Exercise aim: Count every line in the entries that follow where the word "title" appears, then state only the total.

--- start of Material supplied ---

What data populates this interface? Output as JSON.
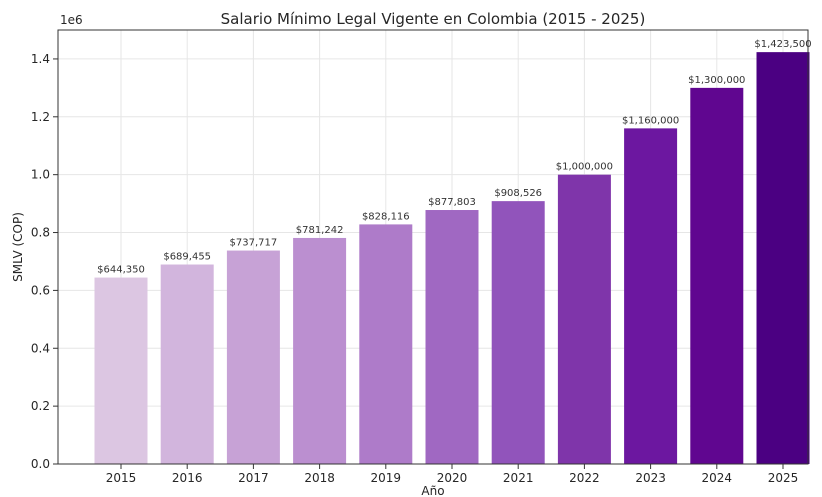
{
  "chart_data": {
    "type": "bar",
    "title": "Salario Mínimo Legal Vigente en Colombia (2015 - 2025)",
    "xlabel": "Año",
    "ylabel": "SMLV (COP)",
    "y_offset_label": "1e6",
    "ylim": [
      0,
      1500000
    ],
    "yticks": [
      0,
      200000,
      400000,
      600000,
      800000,
      1000000,
      1200000,
      1400000
    ],
    "ytick_labels": [
      "0.0",
      "0.2",
      "0.4",
      "0.6",
      "0.8",
      "1.0",
      "1.2",
      "1.4"
    ],
    "grid": true,
    "categories": [
      "2015",
      "2016",
      "2017",
      "2018",
      "2019",
      "2020",
      "2021",
      "2022",
      "2023",
      "2024",
      "2025"
    ],
    "values": [
      644350,
      689455,
      737717,
      781242,
      828116,
      877803,
      908526,
      1000000,
      1160000,
      1300000,
      1423500
    ],
    "data_labels": [
      "$644,350",
      "$689,455",
      "$737,717",
      "$781,242",
      "$828,116",
      "$877,803",
      "$908,526",
      "$1,000,000",
      "$1,160,000",
      "$1,300,000",
      "$1,423,500"
    ],
    "colors": [
      "#dcc6e2",
      "#d2b5dd",
      "#c7a2d6",
      "#bb8fd0",
      "#ae7bc9",
      "#a068c2",
      "#9154bb",
      "#7f35aa",
      "#6c17a0",
      "#600690",
      "#4b0082"
    ]
  }
}
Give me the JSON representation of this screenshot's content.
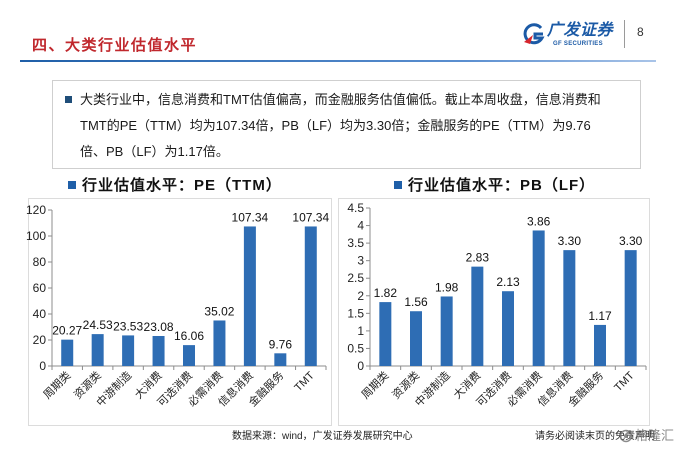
{
  "header": {
    "title": "四、大类行业估值水平",
    "logo_text": "广发证券",
    "logo_subtext": "GF SECURITIES",
    "page_number": "8"
  },
  "summary": {
    "lines": [
      "大类行业中，信息消费和TMT估值偏高，而金融服务估值偏低。截止本周收盘，信息消费和",
      "TMT的PE（TTM）均为107.34倍，PB（LF）均为3.30倍；金融服务的PE（TTM）为9.76",
      "倍、PB（LF）为1.17倍。"
    ]
  },
  "colors": {
    "title": "#C0282D",
    "accent": "#1F5FA8",
    "bar": "#2E6DB4",
    "logo": "#1B5AA6"
  },
  "chart_data": [
    {
      "type": "bar",
      "title": "行业估值水平：PE（TTM）",
      "categories": [
        "周期类",
        "资源类",
        "中游制造",
        "大消费",
        "可选消费",
        "必需消费",
        "信息消费",
        "金融服务",
        "TMT"
      ],
      "values": [
        20.27,
        24.53,
        23.53,
        23.08,
        16.06,
        35.02,
        107.34,
        9.76,
        107.34
      ],
      "ylim": [
        0,
        120
      ],
      "yticks": [
        0,
        20,
        40,
        60,
        80,
        100,
        120
      ],
      "grid": false
    },
    {
      "type": "bar",
      "title": "行业估值水平：PB（LF）",
      "categories": [
        "周期类",
        "资源类",
        "中游制造",
        "大消费",
        "可选消费",
        "必需消费",
        "信息消费",
        "金融服务",
        "TMT"
      ],
      "values": [
        1.82,
        1.56,
        1.98,
        2.83,
        2.13,
        3.86,
        3.3,
        1.17,
        3.3
      ],
      "ylim": [
        0,
        4.5
      ],
      "yticks": [
        0,
        0.5,
        1,
        1.5,
        2,
        2.5,
        3,
        3.5,
        4,
        4.5
      ],
      "grid": false
    }
  ],
  "footer": {
    "source": "数据来源：wind，广发证券发展研究中心",
    "disclaimer": "请务必阅读末页的免责声明",
    "watermark": "格隆汇"
  }
}
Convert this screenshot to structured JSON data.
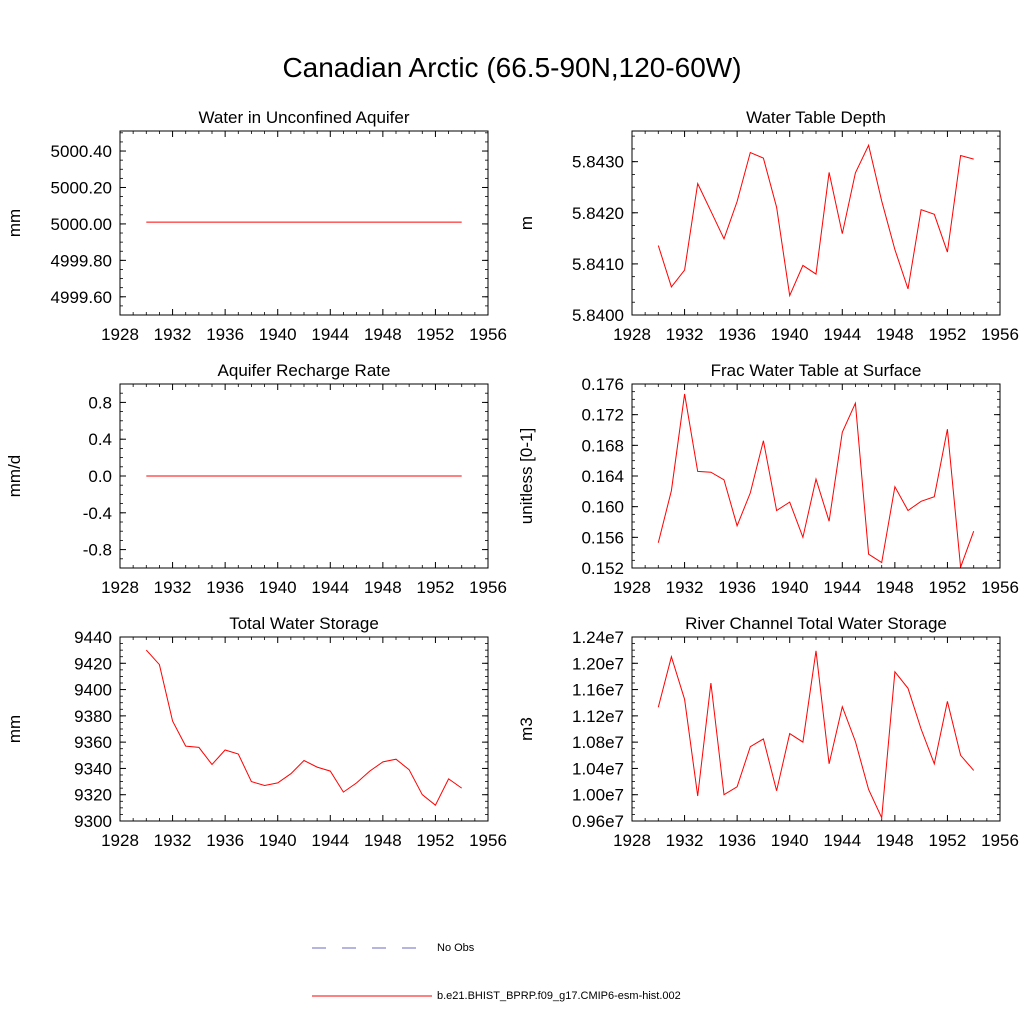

--- end of Material supplied ---

Written solution: 5